Can you copy out the data exactly? Leave the images out.

────────────────

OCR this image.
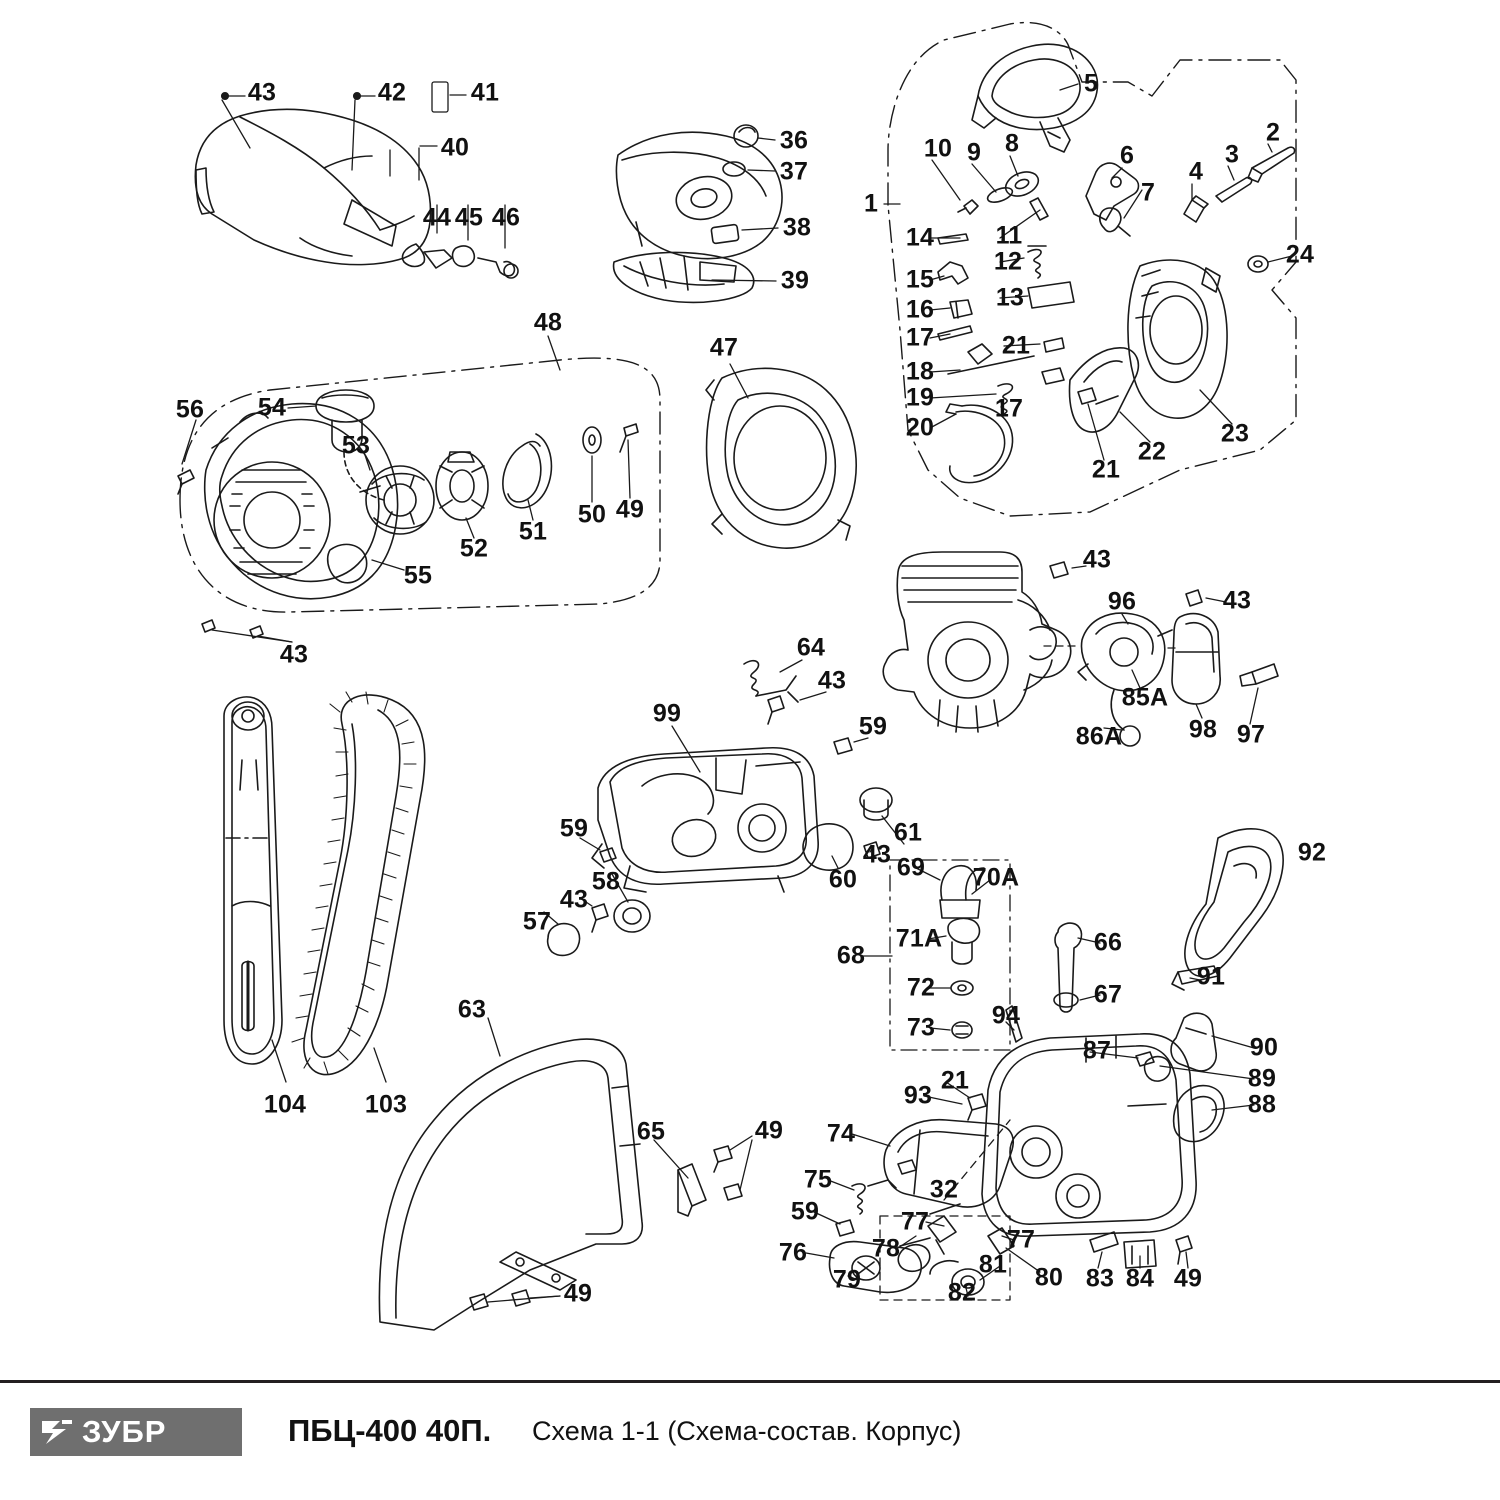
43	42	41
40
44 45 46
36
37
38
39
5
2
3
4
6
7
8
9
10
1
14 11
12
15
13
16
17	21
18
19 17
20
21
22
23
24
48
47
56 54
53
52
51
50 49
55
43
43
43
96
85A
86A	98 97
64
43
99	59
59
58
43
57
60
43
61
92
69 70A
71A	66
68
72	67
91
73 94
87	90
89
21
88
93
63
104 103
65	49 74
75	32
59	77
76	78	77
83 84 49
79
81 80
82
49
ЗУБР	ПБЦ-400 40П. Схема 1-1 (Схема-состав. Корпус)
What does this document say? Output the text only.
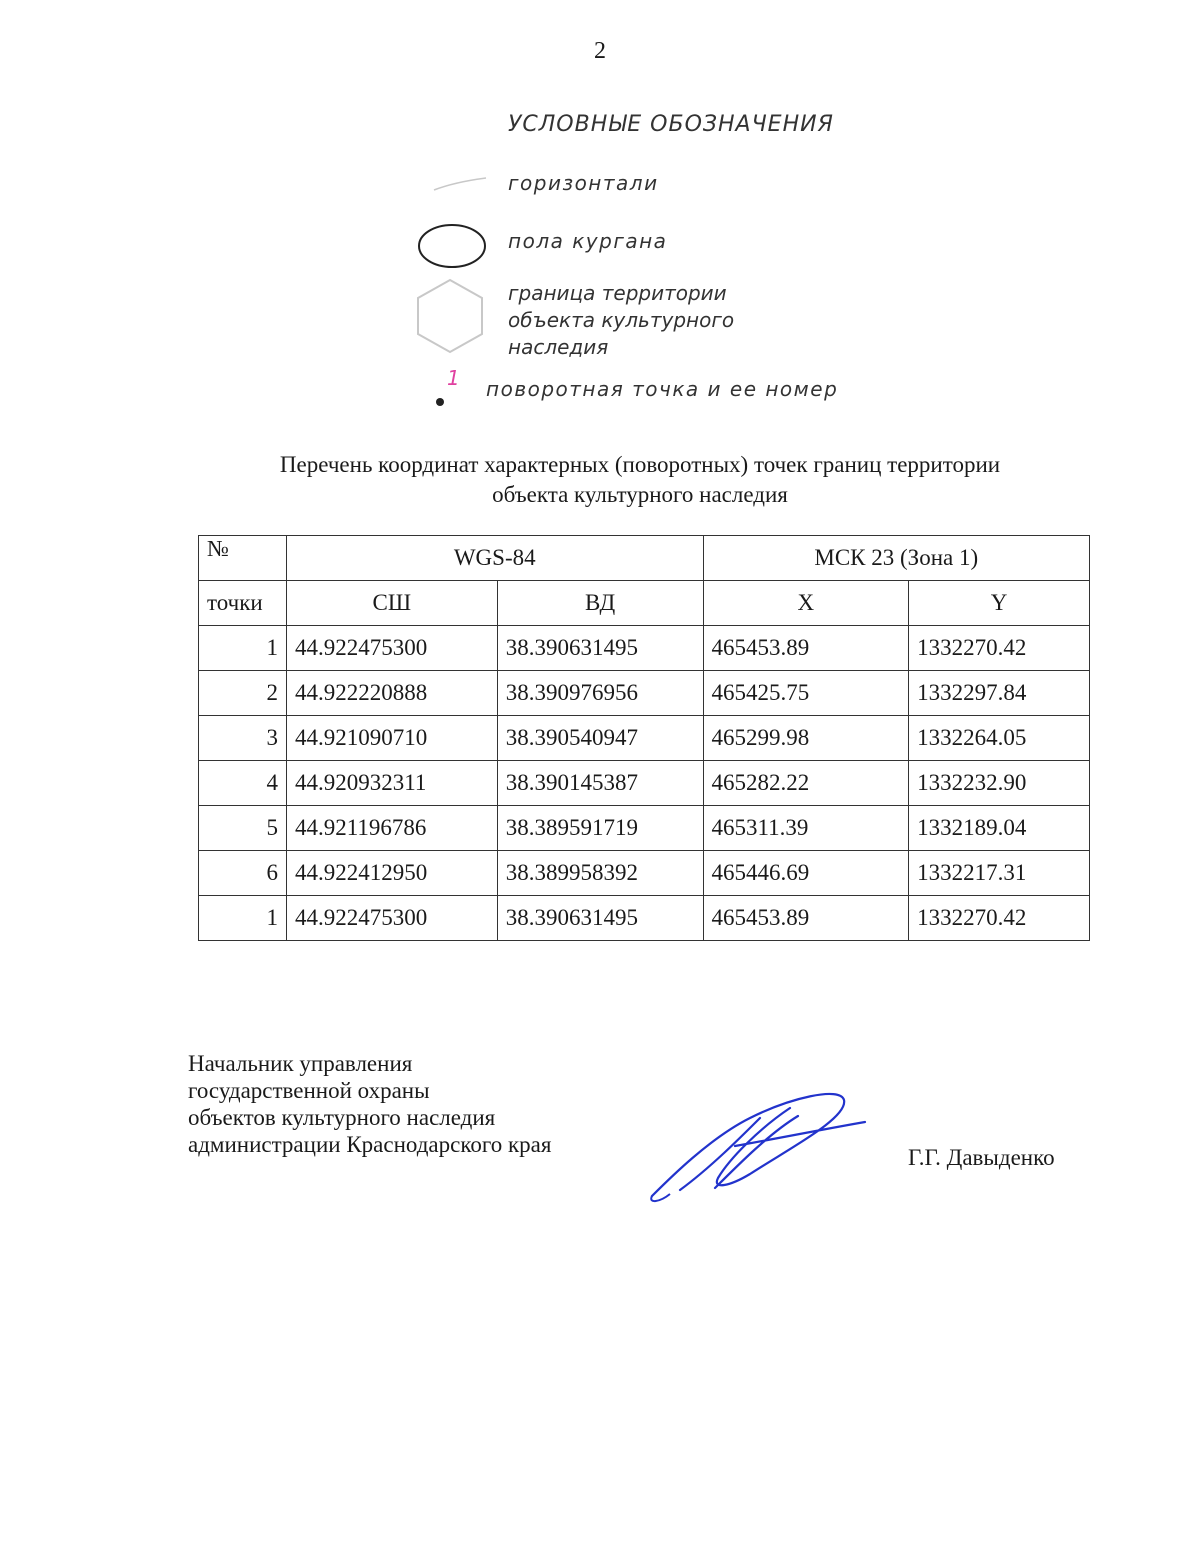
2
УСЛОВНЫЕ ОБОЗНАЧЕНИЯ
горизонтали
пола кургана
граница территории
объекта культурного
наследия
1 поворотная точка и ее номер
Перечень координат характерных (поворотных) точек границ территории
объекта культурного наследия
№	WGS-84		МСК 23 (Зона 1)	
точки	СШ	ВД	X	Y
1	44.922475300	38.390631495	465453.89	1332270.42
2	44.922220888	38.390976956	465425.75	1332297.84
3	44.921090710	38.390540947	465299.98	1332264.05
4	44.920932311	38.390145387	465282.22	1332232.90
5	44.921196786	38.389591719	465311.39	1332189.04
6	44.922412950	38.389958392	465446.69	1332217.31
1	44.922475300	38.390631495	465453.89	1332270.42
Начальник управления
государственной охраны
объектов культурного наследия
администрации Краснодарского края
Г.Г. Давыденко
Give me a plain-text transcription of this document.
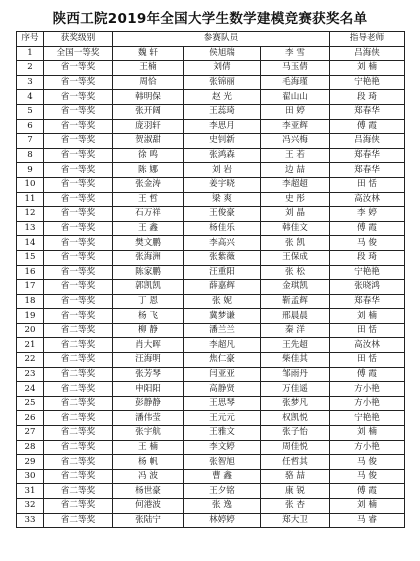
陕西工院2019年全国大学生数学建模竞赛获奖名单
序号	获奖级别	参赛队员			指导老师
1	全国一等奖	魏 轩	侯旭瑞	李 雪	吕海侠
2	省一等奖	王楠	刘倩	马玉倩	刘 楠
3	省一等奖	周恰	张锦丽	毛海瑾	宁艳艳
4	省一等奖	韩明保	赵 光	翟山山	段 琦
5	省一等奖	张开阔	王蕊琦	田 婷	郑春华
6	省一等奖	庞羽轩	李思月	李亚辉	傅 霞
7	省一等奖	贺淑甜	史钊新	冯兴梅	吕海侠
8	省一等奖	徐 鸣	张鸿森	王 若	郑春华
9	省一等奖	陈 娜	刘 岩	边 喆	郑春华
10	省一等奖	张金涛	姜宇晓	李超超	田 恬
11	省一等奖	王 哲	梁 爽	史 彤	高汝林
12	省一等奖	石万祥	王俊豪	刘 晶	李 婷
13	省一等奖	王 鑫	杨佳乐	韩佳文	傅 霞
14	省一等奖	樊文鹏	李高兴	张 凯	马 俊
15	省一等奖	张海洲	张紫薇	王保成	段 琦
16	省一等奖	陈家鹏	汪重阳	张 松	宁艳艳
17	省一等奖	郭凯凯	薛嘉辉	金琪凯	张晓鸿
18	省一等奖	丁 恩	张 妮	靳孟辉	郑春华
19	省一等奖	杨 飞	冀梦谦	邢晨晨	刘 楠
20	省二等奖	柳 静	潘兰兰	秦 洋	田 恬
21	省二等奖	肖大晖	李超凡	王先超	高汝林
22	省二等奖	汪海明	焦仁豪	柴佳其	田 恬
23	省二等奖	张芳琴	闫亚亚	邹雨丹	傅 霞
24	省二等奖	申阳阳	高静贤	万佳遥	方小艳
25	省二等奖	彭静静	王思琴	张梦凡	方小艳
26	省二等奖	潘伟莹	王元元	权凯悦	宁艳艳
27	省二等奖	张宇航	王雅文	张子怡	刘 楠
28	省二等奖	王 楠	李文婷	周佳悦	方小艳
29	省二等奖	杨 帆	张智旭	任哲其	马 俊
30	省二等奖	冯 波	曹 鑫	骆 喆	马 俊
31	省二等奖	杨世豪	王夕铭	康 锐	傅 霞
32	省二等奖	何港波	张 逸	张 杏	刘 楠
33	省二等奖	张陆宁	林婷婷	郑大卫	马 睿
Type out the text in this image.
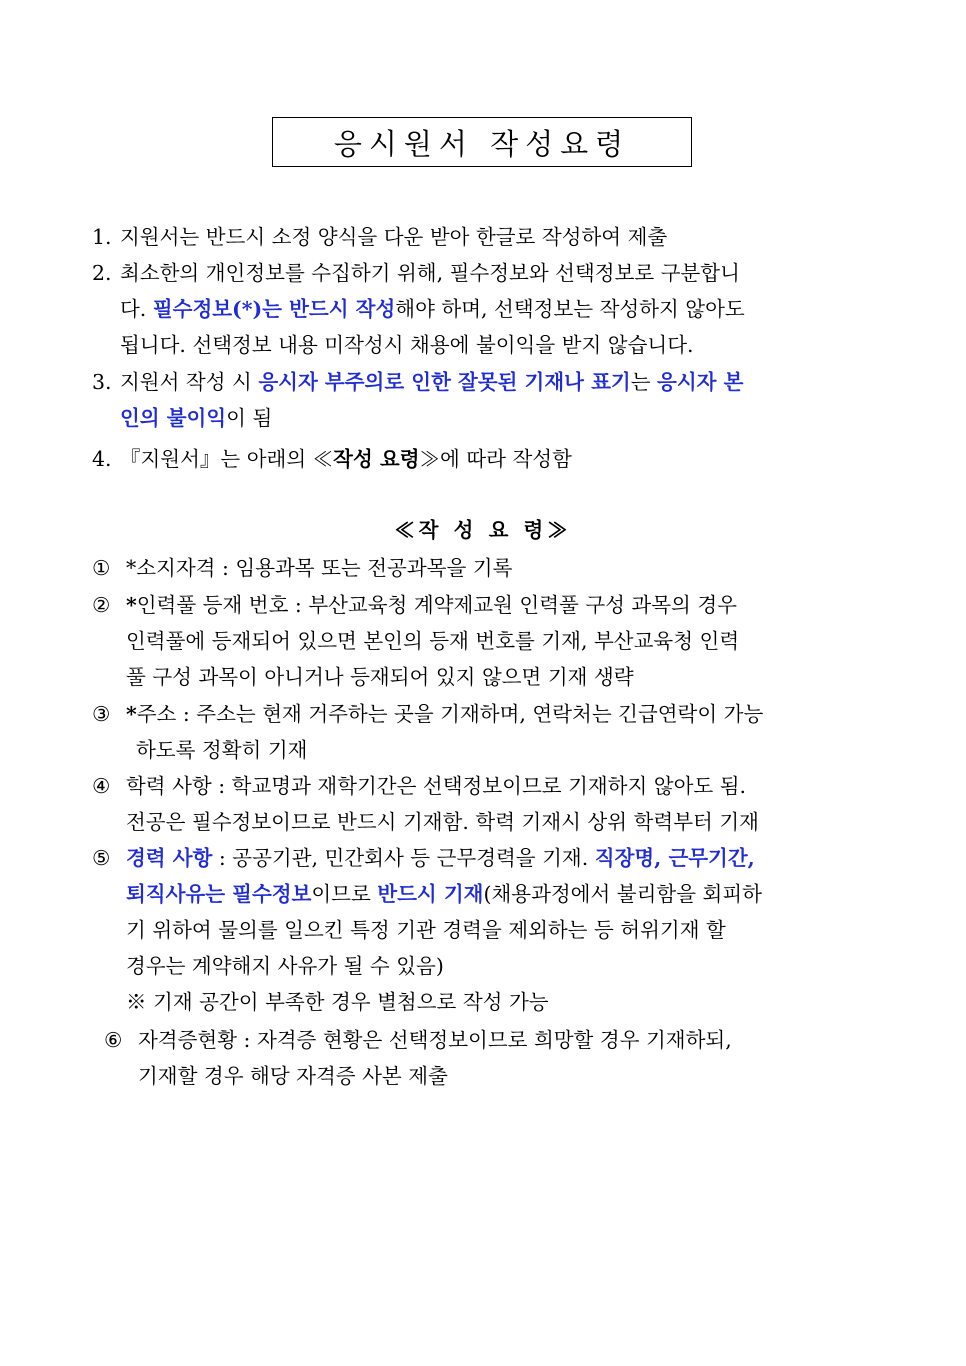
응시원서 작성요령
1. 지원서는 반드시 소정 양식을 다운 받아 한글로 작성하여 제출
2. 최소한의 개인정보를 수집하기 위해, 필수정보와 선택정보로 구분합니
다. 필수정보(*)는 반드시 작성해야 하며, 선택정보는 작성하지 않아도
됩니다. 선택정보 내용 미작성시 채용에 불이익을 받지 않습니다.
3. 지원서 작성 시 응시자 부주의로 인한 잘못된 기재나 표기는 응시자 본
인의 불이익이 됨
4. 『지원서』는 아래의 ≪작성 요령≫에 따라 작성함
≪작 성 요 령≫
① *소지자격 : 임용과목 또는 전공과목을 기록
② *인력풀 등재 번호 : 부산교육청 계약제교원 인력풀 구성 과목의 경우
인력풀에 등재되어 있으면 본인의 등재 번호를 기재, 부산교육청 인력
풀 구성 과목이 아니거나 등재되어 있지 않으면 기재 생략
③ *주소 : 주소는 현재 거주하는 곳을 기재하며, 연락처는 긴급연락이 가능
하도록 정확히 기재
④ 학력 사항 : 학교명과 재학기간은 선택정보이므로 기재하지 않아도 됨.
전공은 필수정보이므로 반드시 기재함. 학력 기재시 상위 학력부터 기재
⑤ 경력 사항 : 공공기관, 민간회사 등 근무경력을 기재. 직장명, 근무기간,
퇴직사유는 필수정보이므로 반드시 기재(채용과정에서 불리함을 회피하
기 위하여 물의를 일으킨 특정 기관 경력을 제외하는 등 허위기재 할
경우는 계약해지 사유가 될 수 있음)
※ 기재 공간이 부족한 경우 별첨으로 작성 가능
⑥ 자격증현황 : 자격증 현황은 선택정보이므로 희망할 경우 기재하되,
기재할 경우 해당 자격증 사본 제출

────────────────

*TASK RESPONSE:*
OCR this image.
43	42	41
40
44 45 46
36
37
38
39
5
2
3
4
6
7
8
9
10
1
14 11
12
15
13
16
17	21
18
19 17
20
21
22
23
24
48
47
56 54
53
52
51
50 49
55
43
43
43
96
85A
86A	98 97
64
43
99	59
59
58
43
57
60
43
61
92
69 70A
71A	66
68
72	67
91
73 94
87	90
89
21
88
93
63
104 103
65	49 74
75	32
59	77
76	78	77
83 84 49
79
81 80
82
49
ЗУБР	ПБЦ-400 40П. Схема 1-1 (Схема-состав. Корпус)
What does this document say? Output the text only.
2
УСЛОВНЫЕ ОБОЗНАЧЕНИЯ
горизонтали
пола кургана
граница территории
объекта культурного
наследия
1 поворотная точка и ее номер
Перечень координат характерных (поворотных) точек границ территории
объекта культурного наследия
№	WGS-84		МСК 23 (Зона 1)	
точки	СШ	ВД	X	Y
1	44.922475300	38.390631495	465453.89	1332270.42
2	44.922220888	38.390976956	465425.75	1332297.84
3	44.921090710	38.390540947	465299.98	1332264.05
4	44.920932311	38.390145387	465282.22	1332232.90
5	44.921196786	38.389591719	465311.39	1332189.04
6	44.922412950	38.389958392	465446.69	1332217.31
1	44.922475300	38.390631495	465453.89	1332270.42
Начальник управления
государственной охраны
объектов культурного наследия
администрации Краснодарского края
Г.Г. Давыденко
Give me a plain-text transcription of this document.
陕西工院2019年全国大学生数学建模竞赛获奖名单
序号	获奖级别	参赛队员			指导老师
1	全国一等奖	魏 轩	侯旭瑞	李 雪	吕海侠
2	省一等奖	王楠	刘倩	马玉倩	刘 楠
3	省一等奖	周恰	张锦丽	毛海瑾	宁艳艳
4	省一等奖	韩明保	赵 光	翟山山	段 琦
5	省一等奖	张开阔	王蕊琦	田 婷	郑春华
6	省一等奖	庞羽轩	李思月	李亚辉	傅 霞
7	省一等奖	贺淑甜	史钊新	冯兴梅	吕海侠
8	省一等奖	徐 鸣	张鸿森	王 若	郑春华
9	省一等奖	陈 娜	刘 岩	边 喆	郑春华
10	省一等奖	张金涛	姜宇晓	李超超	田 恬
11	省一等奖	王 哲	梁 爽	史 彤	高汝林
12	省一等奖	石万祥	王俊豪	刘 晶	李 婷
13	省一等奖	王 鑫	杨佳乐	韩佳文	傅 霞
14	省一等奖	樊文鹏	李高兴	张 凯	马 俊
15	省一等奖	张海洲	张紫薇	王保成	段 琦
16	省一等奖	陈家鹏	汪重阳	张 松	宁艳艳
17	省一等奖	郭凯凯	薛嘉辉	金琪凯	张晓鸿
18	省一等奖	丁 恩	张 妮	靳孟辉	郑春华
19	省一等奖	杨 飞	冀梦谦	邢晨晨	刘 楠
20	省二等奖	柳 静	潘兰兰	秦 洋	田 恬
21	省二等奖	肖大晖	李超凡	王先超	高汝林
22	省二等奖	汪海明	焦仁豪	柴佳其	田 恬
23	省二等奖	张芳琴	闫亚亚	邹雨丹	傅 霞
24	省二等奖	申阳阳	高静贤	万佳遥	方小艳
25	省二等奖	彭静静	王思琴	张梦凡	方小艳
26	省二等奖	潘伟莹	王元元	权凯悦	宁艳艳
27	省二等奖	张宇航	王雅文	张子怡	刘 楠
28	省二等奖	王 楠	李文婷	周佳悦	方小艳
29	省二等奖	杨 帆	张智旭	任哲其	马 俊
30	省二等奖	冯 波	曹 鑫	骆 喆	马 俊
31	省二等奖	杨世豪	王夕铭	康 锐	傅 霞
32	省二等奖	何港波	张 逸	张 杏	刘 楠
33	省二等奖	张陆宁	林婷婷	郑大卫	马 睿
Type out the text in this image.
응시원서 작성요령
1. 지원서는 반드시 소정 양식을 다운 받아 한글로 작성하여 제출
2. 최소한의 개인정보를 수집하기 위해, 필수정보와 선택정보로 구분합니
다. 필수정보(*)는 반드시 작성해야 하며, 선택정보는 작성하지 않아도
됩니다. 선택정보 내용 미작성시 채용에 불이익을 받지 않습니다.
3. 지원서 작성 시 응시자 부주의로 인한 잘못된 기재나 표기는 응시자 본
인의 불이익이 됨
4. 『지원서』는 아래의 ≪작성 요령≫에 따라 작성함
≪작 성 요 령≫
① *소지자격 : 임용과목 또는 전공과목을 기록
② *인력풀 등재 번호 : 부산교육청 계약제교원 인력풀 구성 과목의 경우
인력풀에 등재되어 있으면 본인의 등재 번호를 기재, 부산교육청 인력
풀 구성 과목이 아니거나 등재되어 있지 않으면 기재 생략
③ *주소 : 주소는 현재 거주하는 곳을 기재하며, 연락처는 긴급연락이 가능
하도록 정확히 기재
④ 학력 사항 : 학교명과 재학기간은 선택정보이므로 기재하지 않아도 됨.
전공은 필수정보이므로 반드시 기재함. 학력 기재시 상위 학력부터 기재
⑤ 경력 사항 : 공공기관, 민간회사 등 근무경력을 기재. 직장명, 근무기간,
퇴직사유는 필수정보이므로 반드시 기재(채용과정에서 불리함을 회피하
기 위하여 물의를 일으킨 특정 기관 경력을 제외하는 등 허위기재 할
경우는 계약해지 사유가 될 수 있음)
※ 기재 공간이 부족한 경우 별첨으로 작성 가능
⑥ 자격증현황 : 자격증 현황은 선택정보이므로 희망할 경우 기재하되,
기재할 경우 해당 자격증 사본 제출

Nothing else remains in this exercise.